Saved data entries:
## BEGIN

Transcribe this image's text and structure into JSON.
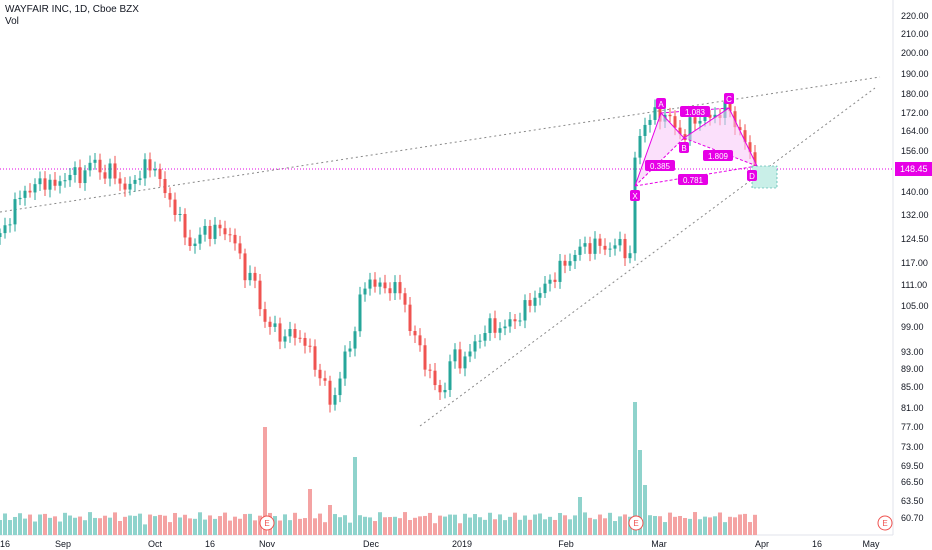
{
  "header": {
    "symbol_line": "WAYFAIR INC, 1D, Cboe BZX",
    "volume_label": "Vol"
  },
  "colors": {
    "up": "#26a69a",
    "down": "#ef5350",
    "up_vol": "#8fd3cc",
    "down_vol": "#f4a3a3",
    "pattern": "#e600e6",
    "pattern_fill": "#f7c6f7",
    "target_fill": "#c9efe8",
    "trendline": "#888888",
    "price_line": "#e600e6"
  },
  "price_axis": {
    "labels": [
      "220.00",
      "210.00",
      "200.00",
      "190.00",
      "180.00",
      "172.00",
      "164.00",
      "156.00",
      "148.00",
      "140.00",
      "132.00",
      "124.50",
      "117.00",
      "111.00",
      "105.00",
      "99.00",
      "93.00",
      "89.00",
      "85.00",
      "81.00",
      "77.00",
      "73.00",
      "69.50",
      "66.50",
      "63.50",
      "60.70"
    ],
    "current_price": "148.45"
  },
  "time_axis": {
    "labels": [
      "16",
      "Sep",
      "Oct",
      "16",
      "Nov",
      "Dec",
      "2019",
      "Feb",
      "Mar",
      "Apr",
      "16",
      "May"
    ]
  },
  "earnings_markers": [
    "E",
    "E",
    "E"
  ],
  "harmonic_pattern": {
    "points": [
      "X",
      "A",
      "B",
      "C",
      "D"
    ],
    "ratios": [
      "1.083",
      "0.385",
      "1.809",
      "0.781"
    ]
  },
  "chart_data": {
    "type": "candlestick",
    "title": "WAYFAIR INC, 1D, Cboe BZX",
    "ylabel": "",
    "xlabel": "",
    "ylim": [
      58,
      226
    ],
    "y_scale": "log",
    "period": "1D",
    "date_range": [
      "2018-08-16",
      "2019-03-28"
    ],
    "price_samples": [
      {
        "date": "2018-08-20",
        "close": 124.0
      },
      {
        "date": "2018-09-04",
        "close": 140.0
      },
      {
        "date": "2018-09-10",
        "close": 150.0
      },
      {
        "date": "2018-09-27",
        "close": 150.0
      },
      {
        "date": "2018-10-10",
        "close": 126.0
      },
      {
        "date": "2018-10-25",
        "close": 103.0
      },
      {
        "date": "2018-11-01",
        "close": 97.0
      },
      {
        "date": "2018-11-20",
        "close": 79.0
      },
      {
        "date": "2018-11-30",
        "close": 115.0
      },
      {
        "date": "2018-12-07",
        "close": 107.0
      },
      {
        "date": "2018-12-21",
        "close": 80.0
      },
      {
        "date": "2019-01-04",
        "close": 95.0
      },
      {
        "date": "2019-01-18",
        "close": 99.0
      },
      {
        "date": "2019-02-01",
        "close": 112.0
      },
      {
        "date": "2019-02-11",
        "close": 122.0
      },
      {
        "date": "2019-02-20",
        "close": 119.0
      },
      {
        "date": "2019-02-21",
        "close": 158.0
      },
      {
        "date": "2019-02-27",
        "close": 170.0
      },
      {
        "date": "2019-03-06",
        "close": 164.0
      },
      {
        "date": "2019-03-14",
        "close": 172.0
      },
      {
        "date": "2019-03-19",
        "close": 160.0
      },
      {
        "date": "2019-03-28",
        "close": 148.45
      }
    ],
    "volume_axis_labels": [
      "60.70"
    ],
    "last_price": 148.45,
    "harmonic_pattern": {
      "X": 142.0,
      "A": 171.0,
      "B": 159.0,
      "C": 173.0,
      "D": 149.0,
      "ratios": {
        "AB_XA": 0.385,
        "BC_AB": 1.083,
        "CD_BC": 1.809,
        "AD_XA": 0.781
      }
    },
    "horizontal_line": 148.45,
    "legend": "none",
    "grid": false
  }
}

## END

__Do this__: Pictures in the data above should not be copied; transcribe everything else exactly.

__Reply to the task__:
Transcribe this image's text and structure into JSON.
{
  "header": {
    "symbol_line": "WAYFAIR INC, 1D, Cboe BZX",
    "volume_label": "Vol"
  },
  "colors": {
    "up": "#26a69a",
    "down": "#ef5350",
    "up_vol": "#8fd3cc",
    "down_vol": "#f4a3a3",
    "pattern": "#e600e6",
    "pattern_fill": "#f7c6f7",
    "target_fill": "#c9efe8",
    "trendline": "#888888",
    "price_line": "#e600e6"
  },
  "price_axis": {
    "labels": [
      "220.00",
      "210.00",
      "200.00",
      "190.00",
      "180.00",
      "172.00",
      "164.00",
      "156.00",
      "148.00",
      "140.00",
      "132.00",
      "124.50",
      "117.00",
      "111.00",
      "105.00",
      "99.00",
      "93.00",
      "89.00",
      "85.00",
      "81.00",
      "77.00",
      "73.00",
      "69.50",
      "66.50",
      "63.50",
      "60.70"
    ],
    "current_price": "148.45"
  },
  "time_axis": {
    "labels": [
      "16",
      "Sep",
      "Oct",
      "16",
      "Nov",
      "Dec",
      "2019",
      "Feb",
      "Mar",
      "Apr",
      "16",
      "May"
    ]
  },
  "earnings_markers": [
    "E",
    "E",
    "E"
  ],
  "harmonic_pattern": {
    "points": [
      "X",
      "A",
      "B",
      "C",
      "D"
    ],
    "ratios": [
      "1.083",
      "0.385",
      "1.809",
      "0.781"
    ]
  },
  "chart_data": {
    "type": "candlestick",
    "title": "WAYFAIR INC, 1D, Cboe BZX",
    "ylabel": "",
    "xlabel": "",
    "ylim": [
      58,
      226
    ],
    "y_scale": "log",
    "period": "1D",
    "date_range": [
      "2018-08-16",
      "2019-03-28"
    ],
    "price_samples": [
      {
        "date": "2018-08-20",
        "close": 124.0
      },
      {
        "date": "2018-09-04",
        "close": 140.0
      },
      {
        "date": "2018-09-10",
        "close": 150.0
      },
      {
        "date": "2018-09-27",
        "close": 150.0
      },
      {
        "date": "2018-10-10",
        "close": 126.0
      },
      {
        "date": "2018-10-25",
        "close": 103.0
      },
      {
        "date": "2018-11-01",
        "close": 97.0
      },
      {
        "date": "2018-11-20",
        "close": 79.0
      },
      {
        "date": "2018-11-30",
        "close": 115.0
      },
      {
        "date": "2018-12-07",
        "close": 107.0
      },
      {
        "date": "2018-12-21",
        "close": 80.0
      },
      {
        "date": "2019-01-04",
        "close": 95.0
      },
      {
        "date": "2019-01-18",
        "close": 99.0
      },
      {
        "date": "2019-02-01",
        "close": 112.0
      },
      {
        "date": "2019-02-11",
        "close": 122.0
      },
      {
        "date": "2019-02-20",
        "close": 119.0
      },
      {
        "date": "2019-02-21",
        "close": 158.0
      },
      {
        "date": "2019-02-27",
        "close": 170.0
      },
      {
        "date": "2019-03-06",
        "close": 164.0
      },
      {
        "date": "2019-03-14",
        "close": 172.0
      },
      {
        "date": "2019-03-19",
        "close": 160.0
      },
      {
        "date": "2019-03-28",
        "close": 148.45
      }
    ],
    "volume_axis_labels": [
      "60.70"
    ],
    "last_price": 148.45,
    "harmonic_pattern": {
      "X": 142.0,
      "A": 171.0,
      "B": 159.0,
      "C": 173.0,
      "D": 149.0,
      "ratios": {
        "AB_XA": 0.385,
        "BC_AB": 1.083,
        "CD_BC": 1.809,
        "AD_XA": 0.781
      }
    },
    "horizontal_line": 148.45,
    "legend": "none",
    "grid": false
  }
}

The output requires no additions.